## Aim
Locate every line in the material below that has the word "JSON". Copy each of those lines.
☆ ☆ ☆ ☆ ☆ ☆ ☆
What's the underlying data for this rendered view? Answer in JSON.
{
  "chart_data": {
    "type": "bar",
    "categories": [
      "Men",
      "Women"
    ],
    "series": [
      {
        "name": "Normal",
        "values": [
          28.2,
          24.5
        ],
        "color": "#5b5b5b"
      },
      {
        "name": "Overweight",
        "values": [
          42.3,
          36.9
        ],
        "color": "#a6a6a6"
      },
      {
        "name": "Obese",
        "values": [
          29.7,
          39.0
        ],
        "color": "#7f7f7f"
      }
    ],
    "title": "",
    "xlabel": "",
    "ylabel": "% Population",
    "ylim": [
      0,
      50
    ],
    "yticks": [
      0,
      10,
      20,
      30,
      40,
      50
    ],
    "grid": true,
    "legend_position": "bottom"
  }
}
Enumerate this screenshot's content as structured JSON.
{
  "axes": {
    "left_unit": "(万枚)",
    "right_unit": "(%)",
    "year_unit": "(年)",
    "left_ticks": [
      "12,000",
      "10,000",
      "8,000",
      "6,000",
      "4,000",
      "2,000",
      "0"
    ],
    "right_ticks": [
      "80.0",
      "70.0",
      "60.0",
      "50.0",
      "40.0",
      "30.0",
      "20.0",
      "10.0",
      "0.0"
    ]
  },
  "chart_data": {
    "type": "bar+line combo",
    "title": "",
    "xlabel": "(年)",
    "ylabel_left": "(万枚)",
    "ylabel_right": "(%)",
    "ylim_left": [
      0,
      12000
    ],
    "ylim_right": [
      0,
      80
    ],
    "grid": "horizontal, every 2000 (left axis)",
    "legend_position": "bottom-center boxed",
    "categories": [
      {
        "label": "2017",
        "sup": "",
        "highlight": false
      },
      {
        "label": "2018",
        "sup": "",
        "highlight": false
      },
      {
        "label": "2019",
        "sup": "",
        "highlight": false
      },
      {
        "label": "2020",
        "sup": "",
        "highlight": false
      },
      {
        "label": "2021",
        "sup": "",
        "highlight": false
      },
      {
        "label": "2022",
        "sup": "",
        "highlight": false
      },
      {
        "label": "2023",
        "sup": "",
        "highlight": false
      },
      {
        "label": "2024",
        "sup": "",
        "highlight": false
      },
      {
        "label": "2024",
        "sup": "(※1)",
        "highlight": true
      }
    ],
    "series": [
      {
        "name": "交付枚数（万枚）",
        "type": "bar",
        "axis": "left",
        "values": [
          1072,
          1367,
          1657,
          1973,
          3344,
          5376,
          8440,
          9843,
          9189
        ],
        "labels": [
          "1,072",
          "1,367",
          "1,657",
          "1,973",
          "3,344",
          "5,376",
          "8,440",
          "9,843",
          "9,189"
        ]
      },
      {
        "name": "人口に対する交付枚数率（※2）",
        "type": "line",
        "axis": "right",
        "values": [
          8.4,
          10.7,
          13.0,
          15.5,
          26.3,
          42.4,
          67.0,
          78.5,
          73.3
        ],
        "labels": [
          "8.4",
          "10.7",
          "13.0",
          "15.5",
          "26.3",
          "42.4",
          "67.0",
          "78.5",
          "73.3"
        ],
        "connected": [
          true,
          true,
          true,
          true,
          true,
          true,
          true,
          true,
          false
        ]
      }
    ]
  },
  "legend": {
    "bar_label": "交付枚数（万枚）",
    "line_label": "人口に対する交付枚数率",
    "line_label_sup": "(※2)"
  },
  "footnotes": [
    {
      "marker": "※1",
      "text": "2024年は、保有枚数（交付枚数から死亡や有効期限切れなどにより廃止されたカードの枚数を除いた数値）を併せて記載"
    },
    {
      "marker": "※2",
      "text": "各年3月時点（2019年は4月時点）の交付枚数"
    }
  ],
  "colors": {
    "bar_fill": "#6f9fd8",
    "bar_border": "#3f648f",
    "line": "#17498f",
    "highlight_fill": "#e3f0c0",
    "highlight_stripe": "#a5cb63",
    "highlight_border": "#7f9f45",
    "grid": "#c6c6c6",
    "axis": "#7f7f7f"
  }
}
☆ ☆ ☆ ☆ ☆ ☆ ☆
## The result
What's the underlying data for this rendered view? Answer in JSON.
Enumerate this screenshot's content as structured JSON.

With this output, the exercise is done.